(Structured figure records)
(begin)

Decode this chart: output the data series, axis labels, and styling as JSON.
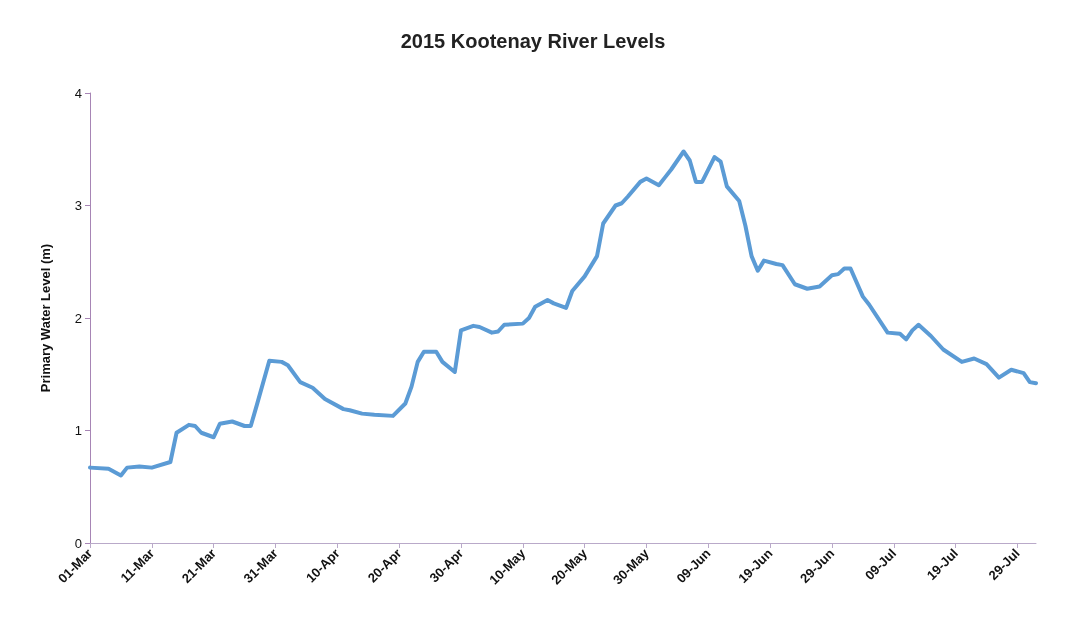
{
  "chart_data": {
    "type": "line",
    "title": "2015 Kootenay River Levels",
    "ylabel": "Primary Water Level (m)",
    "x": [
      "2015-03-01",
      "2015-03-04",
      "2015-03-06",
      "2015-03-07",
      "2015-03-09",
      "2015-03-11",
      "2015-03-14",
      "2015-03-15",
      "2015-03-17",
      "2015-03-18",
      "2015-03-19",
      "2015-03-20",
      "2015-03-21",
      "2015-03-22",
      "2015-03-24",
      "2015-03-26",
      "2015-03-27",
      "2015-03-28",
      "2015-03-30",
      "2015-04-01",
      "2015-04-02",
      "2015-04-04",
      "2015-04-06",
      "2015-04-08",
      "2015-04-11",
      "2015-04-12",
      "2015-04-14",
      "2015-04-16",
      "2015-04-19",
      "2015-04-21",
      "2015-04-22",
      "2015-04-23",
      "2015-04-24",
      "2015-04-26",
      "2015-04-27",
      "2015-04-29",
      "2015-04-30",
      "2015-05-02",
      "2015-05-03",
      "2015-05-05",
      "2015-05-06",
      "2015-05-07",
      "2015-05-10",
      "2015-05-11",
      "2015-05-12",
      "2015-05-14",
      "2015-05-15",
      "2015-05-17",
      "2015-05-18",
      "2015-05-20",
      "2015-05-22",
      "2015-05-23",
      "2015-05-25",
      "2015-05-26",
      "2015-05-27",
      "2015-05-29",
      "2015-05-30",
      "2015-06-01",
      "2015-06-02",
      "2015-06-03",
      "2015-06-05",
      "2015-06-06",
      "2015-06-07",
      "2015-06-08",
      "2015-06-10",
      "2015-06-11",
      "2015-06-12",
      "2015-06-14",
      "2015-06-15",
      "2015-06-16",
      "2015-06-17",
      "2015-06-18",
      "2015-06-20",
      "2015-06-21",
      "2015-06-23",
      "2015-06-25",
      "2015-06-27",
      "2015-06-29",
      "2015-06-30",
      "2015-07-01",
      "2015-07-02",
      "2015-07-04",
      "2015-07-05",
      "2015-07-08",
      "2015-07-10",
      "2015-07-11",
      "2015-07-12",
      "2015-07-13",
      "2015-07-15",
      "2015-07-17",
      "2015-07-20",
      "2015-07-22",
      "2015-07-24",
      "2015-07-26",
      "2015-07-28",
      "2015-07-30",
      "2015-07-31",
      "2015-08-01"
    ],
    "series": [
      {
        "color": "#5b9bd5",
        "values": [
          0.67,
          0.66,
          0.6,
          0.67,
          0.68,
          0.67,
          0.72,
          0.98,
          1.05,
          1.04,
          0.98,
          0.96,
          0.94,
          1.06,
          1.08,
          1.04,
          1.04,
          1.23,
          1.62,
          1.61,
          1.58,
          1.43,
          1.38,
          1.28,
          1.19,
          1.18,
          1.15,
          1.14,
          1.13,
          1.24,
          1.39,
          1.61,
          1.7,
          1.7,
          1.61,
          1.52,
          1.89,
          1.93,
          1.92,
          1.87,
          1.88,
          1.94,
          1.95,
          2.0,
          2.1,
          2.16,
          2.13,
          2.09,
          2.24,
          2.37,
          2.55,
          2.84,
          3.0,
          3.02,
          3.08,
          3.21,
          3.24,
          3.18,
          3.25,
          3.32,
          3.48,
          3.4,
          3.21,
          3.21,
          3.43,
          3.39,
          3.17,
          3.04,
          2.82,
          2.55,
          2.42,
          2.51,
          2.48,
          2.47,
          2.3,
          2.26,
          2.28,
          2.38,
          2.39,
          2.44,
          2.44,
          2.19,
          2.12,
          1.87,
          1.86,
          1.81,
          1.89,
          1.94,
          1.84,
          1.72,
          1.61,
          1.64,
          1.59,
          1.47,
          1.54,
          1.51,
          1.43,
          1.42
        ]
      }
    ],
    "xlim": [
      "2015-03-01",
      "2015-08-01"
    ],
    "xticks": [
      {
        "value": "2015-03-01",
        "label": "01-Mar"
      },
      {
        "value": "2015-03-11",
        "label": "11-Mar"
      },
      {
        "value": "2015-03-21",
        "label": "21-Mar"
      },
      {
        "value": "2015-03-31",
        "label": "31-Mar"
      },
      {
        "value": "2015-04-10",
        "label": "10-Apr"
      },
      {
        "value": "2015-04-20",
        "label": "20-Apr"
      },
      {
        "value": "2015-04-30",
        "label": "30-Apr"
      },
      {
        "value": "2015-05-10",
        "label": "10-May"
      },
      {
        "value": "2015-05-20",
        "label": "20-May"
      },
      {
        "value": "2015-05-30",
        "label": "30-May"
      },
      {
        "value": "2015-06-09",
        "label": "09-Jun"
      },
      {
        "value": "2015-06-19",
        "label": "19-Jun"
      },
      {
        "value": "2015-06-29",
        "label": "29-Jun"
      },
      {
        "value": "2015-07-09",
        "label": "09-Jul"
      },
      {
        "value": "2015-07-19",
        "label": "19-Jul"
      },
      {
        "value": "2015-07-29",
        "label": "29-Jul"
      }
    ],
    "ylim": [
      0,
      4
    ],
    "yticks": [
      0,
      1,
      2,
      3,
      4
    ],
    "grid": false,
    "marker": "none",
    "line_style": "solid"
  }
}
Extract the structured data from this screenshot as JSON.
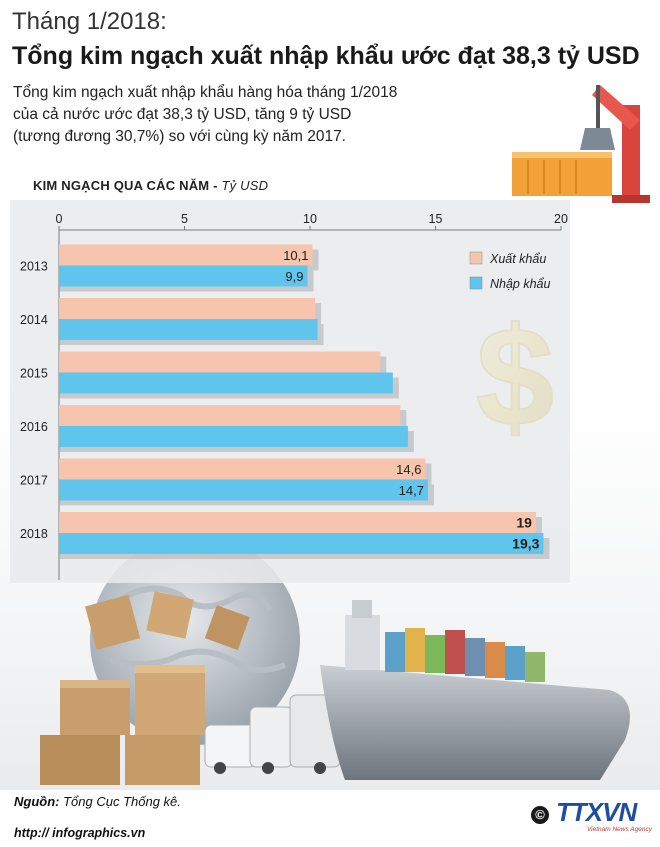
{
  "header": {
    "date": "Tháng 1/2018:",
    "title": "Tổng kim ngạch xuất nhập khẩu ước đạt 38,3 tỷ USD"
  },
  "summary": {
    "lines": [
      "Tổng kim ngạch xuất nhập khẩu hàng hóa tháng 1/2018",
      "của cả nước ước đạt 38,3 tỷ USD, tăng 9 tỷ USD",
      "(tương đương 30,7%) so với cùng kỳ năm 2017."
    ]
  },
  "chart_data": {
    "type": "bar",
    "orientation": "horizontal",
    "title": "KIM NGẠCH QUA CÁC NĂM",
    "unit": "Tỷ USD",
    "categories": [
      "2013",
      "2014",
      "2015",
      "2016",
      "2017",
      "2018"
    ],
    "series": [
      {
        "name": "Xuất khẩu",
        "values": [
          10.1,
          10.2,
          12.8,
          13.6,
          14.6,
          19
        ],
        "labels": [
          "10,1",
          "",
          "",
          "",
          "14,6",
          "19"
        ],
        "color": "#f7c4ad"
      },
      {
        "name": "Nhập khẩu",
        "values": [
          9.9,
          10.3,
          13.3,
          13.9,
          14.7,
          19.3
        ],
        "labels": [
          "9,9",
          "",
          "",
          "",
          "14,7",
          "19,3"
        ],
        "color": "#5fc5ec"
      }
    ],
    "xlim": [
      0,
      20
    ],
    "ticks": [
      "0",
      "5",
      "10",
      "15",
      "20"
    ],
    "tick_values": [
      0,
      5,
      10,
      15,
      20
    ],
    "legend_position": "top-right",
    "grid": false
  },
  "footer": {
    "source_label": "Nguồn:",
    "source": "Tổng Cục Thống kê.",
    "url": "http:// infographics.vn",
    "copyright": "©",
    "logo": "TTXVN",
    "logo_subtitle": "Vietnam News Agency"
  }
}
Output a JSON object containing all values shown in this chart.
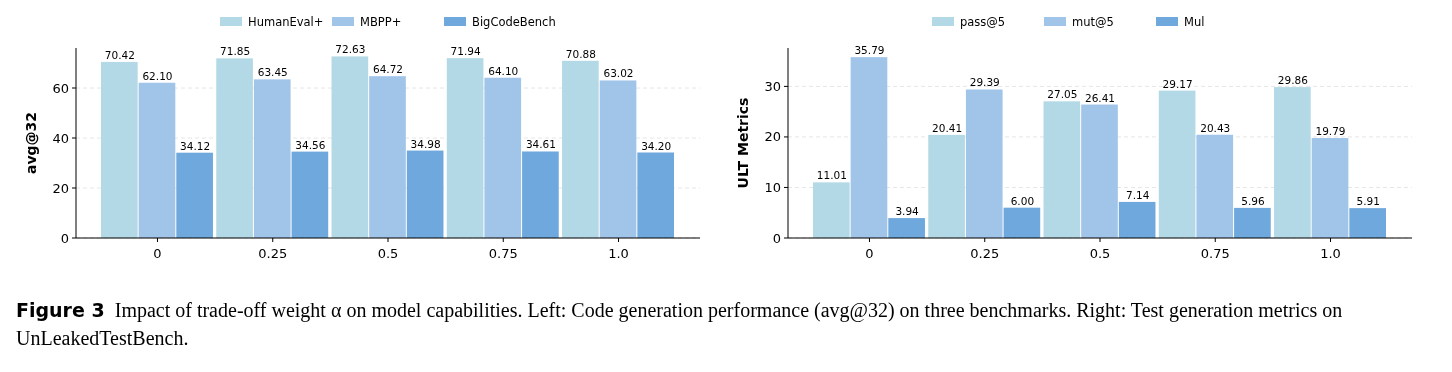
{
  "chart_data": [
    {
      "type": "bar",
      "ylabel": "avg@32",
      "categories": [
        "0",
        "0.25",
        "0.5",
        "0.75",
        "1.0"
      ],
      "series": [
        {
          "name": "HumanEval+",
          "color": "#b3d9e6",
          "values": [
            70.42,
            71.85,
            72.63,
            71.94,
            70.88
          ],
          "value_labels": [
            "70.42",
            "71.85",
            "72.63",
            "71.94",
            "70.88"
          ]
        },
        {
          "name": "MBPP+",
          "color": "#a1c4e9",
          "values": [
            62.1,
            63.45,
            64.72,
            64.1,
            63.02
          ],
          "value_labels": [
            "62.10",
            "63.45",
            "64.72",
            "64.10",
            "63.02"
          ]
        },
        {
          "name": "BigCodeBench",
          "color": "#6fa8dc",
          "values": [
            34.12,
            34.56,
            34.98,
            34.61,
            34.2
          ],
          "value_labels": [
            "34.12",
            "34.56",
            "34.98",
            "34.61",
            "34.20"
          ]
        }
      ],
      "ylim": [
        0,
        76
      ],
      "yticks": [
        0,
        20,
        40,
        60
      ],
      "grid": "y",
      "legend": "top",
      "annotations": [
        "Figure 3",
        "Impact of trade-off weight α on model capabilities. Left: Code generation performance (avg@32) on three benchmarks. Right: Test generation metrics on UnLeakedTestBench."
      ]
    },
    {
      "type": "bar",
      "ylabel": "ULT Metrics",
      "categories": [
        "0",
        "0.25",
        "0.5",
        "0.75",
        "1.0"
      ],
      "series": [
        {
          "name": "pass@5",
          "color": "#b3d9e6",
          "values": [
            11.01,
            20.41,
            27.05,
            29.17,
            29.86
          ],
          "value_labels": [
            "11.01",
            "20.41",
            "27.05",
            "29.17",
            "29.86"
          ]
        },
        {
          "name": "mut@5",
          "color": "#a1c4e9",
          "values": [
            35.79,
            29.39,
            26.41,
            20.43,
            19.79
          ],
          "value_labels": [
            "35.79",
            "29.39",
            "26.41",
            "20.43",
            "19.79"
          ]
        },
        {
          "name": "Mul",
          "color": "#6fa8dc",
          "values": [
            3.94,
            6.0,
            7.14,
            5.96,
            5.91
          ],
          "value_labels": [
            "3.94",
            "6.00",
            "7.14",
            "5.96",
            "5.91"
          ]
        }
      ],
      "ylim": [
        0,
        37.6
      ],
      "yticks": [
        0,
        10,
        20,
        30
      ],
      "grid": "y",
      "legend": "top"
    }
  ]
}
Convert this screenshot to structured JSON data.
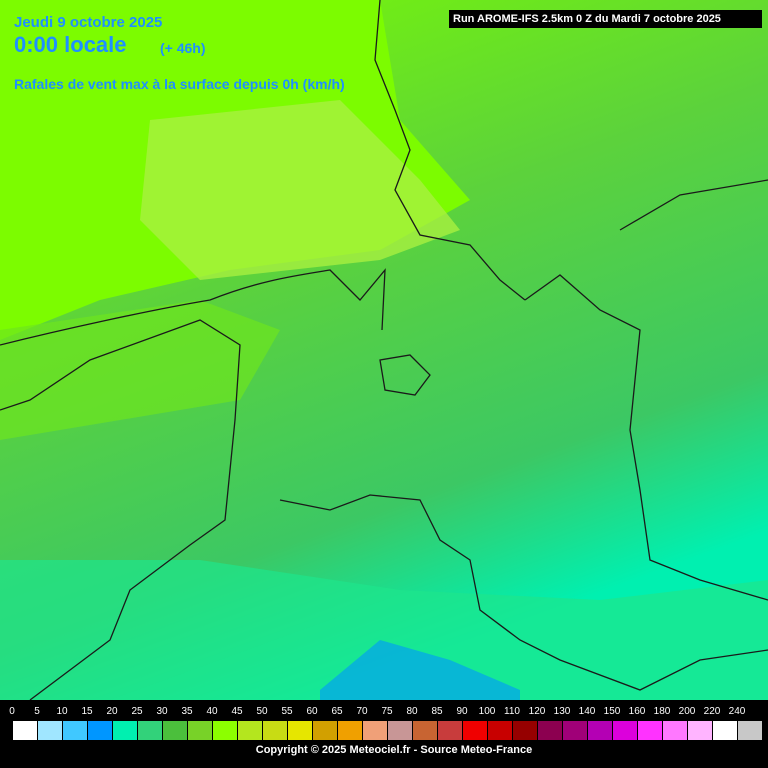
{
  "header": {
    "date": "Jeudi 9 octobre 2025",
    "time": "0:00 locale",
    "lead": "(+ 46h)",
    "subtitle": "Rafales de vent max à la surface depuis 0h (km/h)",
    "run": "Run AROME-IFS 2.5km 0 Z du Mardi 7 octobre 2025"
  },
  "legend": {
    "stops": [
      {
        "label": "0",
        "color": "#ffffff"
      },
      {
        "label": "5",
        "color": "#a0e6ff"
      },
      {
        "label": "10",
        "color": "#40c8ff"
      },
      {
        "label": "15",
        "color": "#0096ff"
      },
      {
        "label": "20",
        "color": "#00f0b0"
      },
      {
        "label": "25",
        "color": "#32d27a"
      },
      {
        "label": "30",
        "color": "#4bbf3c"
      },
      {
        "label": "35",
        "color": "#78d228"
      },
      {
        "label": "40",
        "color": "#8cff00"
      },
      {
        "label": "45",
        "color": "#b4e61e"
      },
      {
        "label": "50",
        "color": "#c8dc14"
      },
      {
        "label": "55",
        "color": "#e6e600"
      },
      {
        "label": "60",
        "color": "#d2a000"
      },
      {
        "label": "65",
        "color": "#f0a000"
      },
      {
        "label": "70",
        "color": "#f0a078"
      },
      {
        "label": "75",
        "color": "#c89696"
      },
      {
        "label": "80",
        "color": "#c86432"
      },
      {
        "label": "85",
        "color": "#c83c3c"
      },
      {
        "label": "90",
        "color": "#f00000"
      },
      {
        "label": "100",
        "color": "#c80000"
      },
      {
        "label": "110",
        "color": "#960000"
      },
      {
        "label": "120",
        "color": "#8c0050"
      },
      {
        "label": "130",
        "color": "#a00078"
      },
      {
        "label": "140",
        "color": "#b400b4"
      },
      {
        "label": "150",
        "color": "#dc00dc"
      },
      {
        "label": "160",
        "color": "#ff32ff"
      },
      {
        "label": "180",
        "color": "#ff78ff"
      },
      {
        "label": "200",
        "color": "#ffb4ff"
      },
      {
        "label": "220",
        "color": "#ffffff"
      },
      {
        "label": "240",
        "color": "#c8c8c8"
      }
    ]
  },
  "footer": {
    "copyright": "Copyright © 2025 Meteociel.fr - Source Meteo-France"
  }
}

(end)

EXERCISE DETAILS :: Report all lines of the data that include the word "Tổng".

COMPLETE OUTPUT ::
    "title": "Tổng kim ngạch xuất nhập khẩu ước đạt 38,3 tỷ USD"
      "Tổng kim ngạch xuất nhập khẩu hàng hóa tháng 1/2018",
    "source": "Tổng Cục Thống kê.",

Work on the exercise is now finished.